-- Start EXTRACTED INFORMATION --

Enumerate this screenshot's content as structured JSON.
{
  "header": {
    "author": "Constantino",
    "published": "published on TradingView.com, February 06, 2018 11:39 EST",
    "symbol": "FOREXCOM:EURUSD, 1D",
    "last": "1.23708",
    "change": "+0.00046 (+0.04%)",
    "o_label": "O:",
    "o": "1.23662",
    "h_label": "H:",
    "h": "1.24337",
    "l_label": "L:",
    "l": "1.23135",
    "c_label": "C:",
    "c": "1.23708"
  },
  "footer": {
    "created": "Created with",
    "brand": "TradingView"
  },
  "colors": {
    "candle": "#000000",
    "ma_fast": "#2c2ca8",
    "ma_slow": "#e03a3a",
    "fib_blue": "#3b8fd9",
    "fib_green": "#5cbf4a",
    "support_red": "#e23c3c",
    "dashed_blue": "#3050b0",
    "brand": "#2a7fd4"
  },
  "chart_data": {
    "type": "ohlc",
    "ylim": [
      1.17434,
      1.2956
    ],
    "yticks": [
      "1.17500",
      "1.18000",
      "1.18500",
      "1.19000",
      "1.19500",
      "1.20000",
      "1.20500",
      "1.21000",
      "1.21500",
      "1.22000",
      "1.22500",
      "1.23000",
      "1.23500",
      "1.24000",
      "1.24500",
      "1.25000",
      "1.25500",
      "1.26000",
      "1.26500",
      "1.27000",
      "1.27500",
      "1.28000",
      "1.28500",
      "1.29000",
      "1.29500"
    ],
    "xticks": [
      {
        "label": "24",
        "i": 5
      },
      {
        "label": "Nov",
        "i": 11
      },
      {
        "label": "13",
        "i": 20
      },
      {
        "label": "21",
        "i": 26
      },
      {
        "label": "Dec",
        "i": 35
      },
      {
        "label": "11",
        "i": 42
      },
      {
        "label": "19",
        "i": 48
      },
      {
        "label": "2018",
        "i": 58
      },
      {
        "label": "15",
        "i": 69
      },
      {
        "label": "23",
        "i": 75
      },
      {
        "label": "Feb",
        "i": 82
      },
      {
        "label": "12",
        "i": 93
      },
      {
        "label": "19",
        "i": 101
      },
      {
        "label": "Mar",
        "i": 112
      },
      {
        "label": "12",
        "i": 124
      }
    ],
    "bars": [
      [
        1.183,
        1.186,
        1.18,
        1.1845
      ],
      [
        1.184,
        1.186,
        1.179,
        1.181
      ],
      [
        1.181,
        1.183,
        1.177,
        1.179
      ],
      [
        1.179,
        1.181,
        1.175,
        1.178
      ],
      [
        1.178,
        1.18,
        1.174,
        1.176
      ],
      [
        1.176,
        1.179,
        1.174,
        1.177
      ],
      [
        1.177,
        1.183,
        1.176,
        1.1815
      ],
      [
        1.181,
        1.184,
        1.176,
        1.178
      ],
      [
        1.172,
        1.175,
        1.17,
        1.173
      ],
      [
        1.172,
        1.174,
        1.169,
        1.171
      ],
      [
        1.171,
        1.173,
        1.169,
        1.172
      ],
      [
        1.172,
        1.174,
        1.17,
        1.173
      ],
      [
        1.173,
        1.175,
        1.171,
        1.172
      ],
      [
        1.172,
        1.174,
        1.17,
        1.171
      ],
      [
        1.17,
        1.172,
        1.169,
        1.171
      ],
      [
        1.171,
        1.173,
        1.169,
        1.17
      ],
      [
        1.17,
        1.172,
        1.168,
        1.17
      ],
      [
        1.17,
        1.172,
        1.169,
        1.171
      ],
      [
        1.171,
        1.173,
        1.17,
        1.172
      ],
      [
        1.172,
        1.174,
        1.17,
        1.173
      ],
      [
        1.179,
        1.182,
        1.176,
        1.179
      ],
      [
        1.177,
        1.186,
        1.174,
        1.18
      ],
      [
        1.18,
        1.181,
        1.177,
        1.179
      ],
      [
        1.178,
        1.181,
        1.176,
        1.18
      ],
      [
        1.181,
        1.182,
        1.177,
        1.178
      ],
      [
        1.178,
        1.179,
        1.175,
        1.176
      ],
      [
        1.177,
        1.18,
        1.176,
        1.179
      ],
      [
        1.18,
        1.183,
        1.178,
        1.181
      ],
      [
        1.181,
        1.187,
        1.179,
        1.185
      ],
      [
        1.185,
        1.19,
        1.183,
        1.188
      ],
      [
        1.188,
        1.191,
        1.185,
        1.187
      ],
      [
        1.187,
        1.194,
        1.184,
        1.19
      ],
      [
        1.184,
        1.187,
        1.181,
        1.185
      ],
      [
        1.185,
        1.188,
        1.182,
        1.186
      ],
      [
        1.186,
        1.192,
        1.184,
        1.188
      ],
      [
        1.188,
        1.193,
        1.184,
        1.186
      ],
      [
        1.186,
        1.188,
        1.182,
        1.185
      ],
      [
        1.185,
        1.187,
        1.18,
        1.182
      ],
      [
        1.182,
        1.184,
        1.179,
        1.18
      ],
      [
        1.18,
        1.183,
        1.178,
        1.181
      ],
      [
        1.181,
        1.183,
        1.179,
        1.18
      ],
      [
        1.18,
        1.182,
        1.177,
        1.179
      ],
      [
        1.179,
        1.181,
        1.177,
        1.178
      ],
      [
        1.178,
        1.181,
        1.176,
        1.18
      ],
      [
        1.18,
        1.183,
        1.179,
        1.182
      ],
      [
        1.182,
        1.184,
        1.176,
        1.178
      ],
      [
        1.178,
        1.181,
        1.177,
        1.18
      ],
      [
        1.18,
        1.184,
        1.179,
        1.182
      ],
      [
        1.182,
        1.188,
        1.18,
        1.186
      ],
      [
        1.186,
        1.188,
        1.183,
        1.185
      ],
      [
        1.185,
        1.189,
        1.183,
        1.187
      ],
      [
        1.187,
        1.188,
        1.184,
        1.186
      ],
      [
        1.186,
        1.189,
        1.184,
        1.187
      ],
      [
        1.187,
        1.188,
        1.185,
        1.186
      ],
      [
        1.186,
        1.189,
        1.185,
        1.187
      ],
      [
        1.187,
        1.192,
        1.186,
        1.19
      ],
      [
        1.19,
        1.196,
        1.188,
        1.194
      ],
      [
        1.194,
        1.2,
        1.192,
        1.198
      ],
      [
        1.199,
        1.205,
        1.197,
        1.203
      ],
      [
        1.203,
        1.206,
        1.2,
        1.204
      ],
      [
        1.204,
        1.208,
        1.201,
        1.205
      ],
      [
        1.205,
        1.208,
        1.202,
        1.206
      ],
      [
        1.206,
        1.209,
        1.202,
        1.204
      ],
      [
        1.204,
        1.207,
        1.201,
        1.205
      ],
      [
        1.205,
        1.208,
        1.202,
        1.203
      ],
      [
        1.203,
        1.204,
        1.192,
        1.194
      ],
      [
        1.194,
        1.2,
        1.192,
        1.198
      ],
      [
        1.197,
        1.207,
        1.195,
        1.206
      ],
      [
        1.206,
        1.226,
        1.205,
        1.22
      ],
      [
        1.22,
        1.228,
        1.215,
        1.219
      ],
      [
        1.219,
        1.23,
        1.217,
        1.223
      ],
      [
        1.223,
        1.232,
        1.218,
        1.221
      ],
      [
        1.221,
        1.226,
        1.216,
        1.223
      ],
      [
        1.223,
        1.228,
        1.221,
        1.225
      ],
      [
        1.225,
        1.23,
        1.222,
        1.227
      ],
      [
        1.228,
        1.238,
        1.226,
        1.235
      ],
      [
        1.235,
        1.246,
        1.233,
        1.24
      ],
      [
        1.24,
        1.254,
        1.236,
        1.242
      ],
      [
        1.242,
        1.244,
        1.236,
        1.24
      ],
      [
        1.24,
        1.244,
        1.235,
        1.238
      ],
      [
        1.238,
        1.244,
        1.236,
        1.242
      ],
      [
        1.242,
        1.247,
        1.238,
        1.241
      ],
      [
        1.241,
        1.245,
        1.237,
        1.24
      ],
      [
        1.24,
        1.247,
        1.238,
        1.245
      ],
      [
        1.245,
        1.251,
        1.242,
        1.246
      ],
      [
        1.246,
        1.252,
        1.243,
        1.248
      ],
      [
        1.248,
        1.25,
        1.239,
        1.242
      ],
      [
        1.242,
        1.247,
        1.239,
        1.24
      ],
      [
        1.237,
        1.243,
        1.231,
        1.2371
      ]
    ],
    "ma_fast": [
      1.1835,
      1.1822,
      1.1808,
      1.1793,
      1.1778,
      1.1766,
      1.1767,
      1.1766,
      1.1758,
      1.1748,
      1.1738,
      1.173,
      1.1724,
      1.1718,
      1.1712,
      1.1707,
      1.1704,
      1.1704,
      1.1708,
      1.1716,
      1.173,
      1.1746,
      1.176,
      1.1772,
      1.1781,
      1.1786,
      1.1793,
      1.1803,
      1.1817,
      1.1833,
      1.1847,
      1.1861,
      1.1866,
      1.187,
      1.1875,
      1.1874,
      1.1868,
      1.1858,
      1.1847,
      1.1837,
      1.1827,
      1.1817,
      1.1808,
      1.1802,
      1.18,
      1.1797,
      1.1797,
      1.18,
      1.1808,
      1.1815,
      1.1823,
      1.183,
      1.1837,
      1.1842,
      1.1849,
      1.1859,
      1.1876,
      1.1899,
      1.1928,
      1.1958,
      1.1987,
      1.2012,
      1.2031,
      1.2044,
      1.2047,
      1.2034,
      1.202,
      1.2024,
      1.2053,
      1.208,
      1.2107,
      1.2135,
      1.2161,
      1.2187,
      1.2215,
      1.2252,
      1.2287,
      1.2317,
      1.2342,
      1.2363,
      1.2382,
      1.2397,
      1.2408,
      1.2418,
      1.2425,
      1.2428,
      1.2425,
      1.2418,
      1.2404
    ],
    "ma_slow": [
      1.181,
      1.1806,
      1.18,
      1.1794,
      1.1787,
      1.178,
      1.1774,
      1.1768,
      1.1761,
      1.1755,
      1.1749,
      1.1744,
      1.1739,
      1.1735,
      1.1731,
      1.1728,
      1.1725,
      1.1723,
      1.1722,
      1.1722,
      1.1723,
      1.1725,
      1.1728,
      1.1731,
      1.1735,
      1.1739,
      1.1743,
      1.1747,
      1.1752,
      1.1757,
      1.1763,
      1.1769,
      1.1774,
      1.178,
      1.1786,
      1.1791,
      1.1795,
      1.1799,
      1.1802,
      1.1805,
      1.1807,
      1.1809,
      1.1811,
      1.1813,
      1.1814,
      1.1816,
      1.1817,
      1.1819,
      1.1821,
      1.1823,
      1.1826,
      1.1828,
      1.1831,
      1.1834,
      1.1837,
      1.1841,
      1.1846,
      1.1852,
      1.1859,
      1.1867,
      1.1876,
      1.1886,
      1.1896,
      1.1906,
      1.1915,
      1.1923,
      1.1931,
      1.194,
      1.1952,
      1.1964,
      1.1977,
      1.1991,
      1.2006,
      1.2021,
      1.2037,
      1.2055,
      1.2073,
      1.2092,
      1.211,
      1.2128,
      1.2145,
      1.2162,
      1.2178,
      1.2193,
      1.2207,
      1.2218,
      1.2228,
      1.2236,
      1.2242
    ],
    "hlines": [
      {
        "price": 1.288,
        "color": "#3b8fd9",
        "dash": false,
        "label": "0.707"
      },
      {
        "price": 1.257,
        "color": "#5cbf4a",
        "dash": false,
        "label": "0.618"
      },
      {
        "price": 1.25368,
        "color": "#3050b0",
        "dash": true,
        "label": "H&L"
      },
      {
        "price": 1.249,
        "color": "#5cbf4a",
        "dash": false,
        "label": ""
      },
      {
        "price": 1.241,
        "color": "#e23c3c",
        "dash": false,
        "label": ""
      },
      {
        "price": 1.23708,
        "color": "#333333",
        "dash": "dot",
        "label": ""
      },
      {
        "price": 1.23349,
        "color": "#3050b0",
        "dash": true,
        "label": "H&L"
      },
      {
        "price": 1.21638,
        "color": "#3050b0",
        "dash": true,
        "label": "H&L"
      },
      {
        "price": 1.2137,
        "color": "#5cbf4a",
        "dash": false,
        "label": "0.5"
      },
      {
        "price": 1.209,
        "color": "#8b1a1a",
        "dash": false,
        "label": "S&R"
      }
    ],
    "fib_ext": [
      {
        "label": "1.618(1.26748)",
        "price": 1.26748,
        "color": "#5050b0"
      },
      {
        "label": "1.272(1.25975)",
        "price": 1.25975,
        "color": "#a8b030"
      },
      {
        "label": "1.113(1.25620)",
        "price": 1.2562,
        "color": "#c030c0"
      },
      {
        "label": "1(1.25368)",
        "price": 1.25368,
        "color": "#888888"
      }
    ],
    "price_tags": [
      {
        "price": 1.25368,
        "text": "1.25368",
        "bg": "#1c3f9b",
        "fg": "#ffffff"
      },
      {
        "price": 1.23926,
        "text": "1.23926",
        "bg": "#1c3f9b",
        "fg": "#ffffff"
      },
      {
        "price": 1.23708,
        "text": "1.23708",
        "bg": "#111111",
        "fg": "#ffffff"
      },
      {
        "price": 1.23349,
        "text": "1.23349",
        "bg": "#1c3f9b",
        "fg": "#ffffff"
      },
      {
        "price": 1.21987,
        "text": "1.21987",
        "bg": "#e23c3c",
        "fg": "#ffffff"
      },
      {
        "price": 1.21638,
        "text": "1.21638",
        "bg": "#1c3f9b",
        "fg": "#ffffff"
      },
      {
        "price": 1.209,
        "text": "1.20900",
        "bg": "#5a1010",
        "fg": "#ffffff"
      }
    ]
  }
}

-- End EXTRACTED INFORMATION --

• **GIVEN INSTRUCTION**
Check each line of the entries for the string "text". Copy the lines that have it.

• **RESULT BELOW**
        "text": "1.25368",
        "text": "1.23926",
        "text": "1.23708",
        "text": "1.23349",
        "text": "1.21987",
        "text": "1.21638",
        "text": "1.20900",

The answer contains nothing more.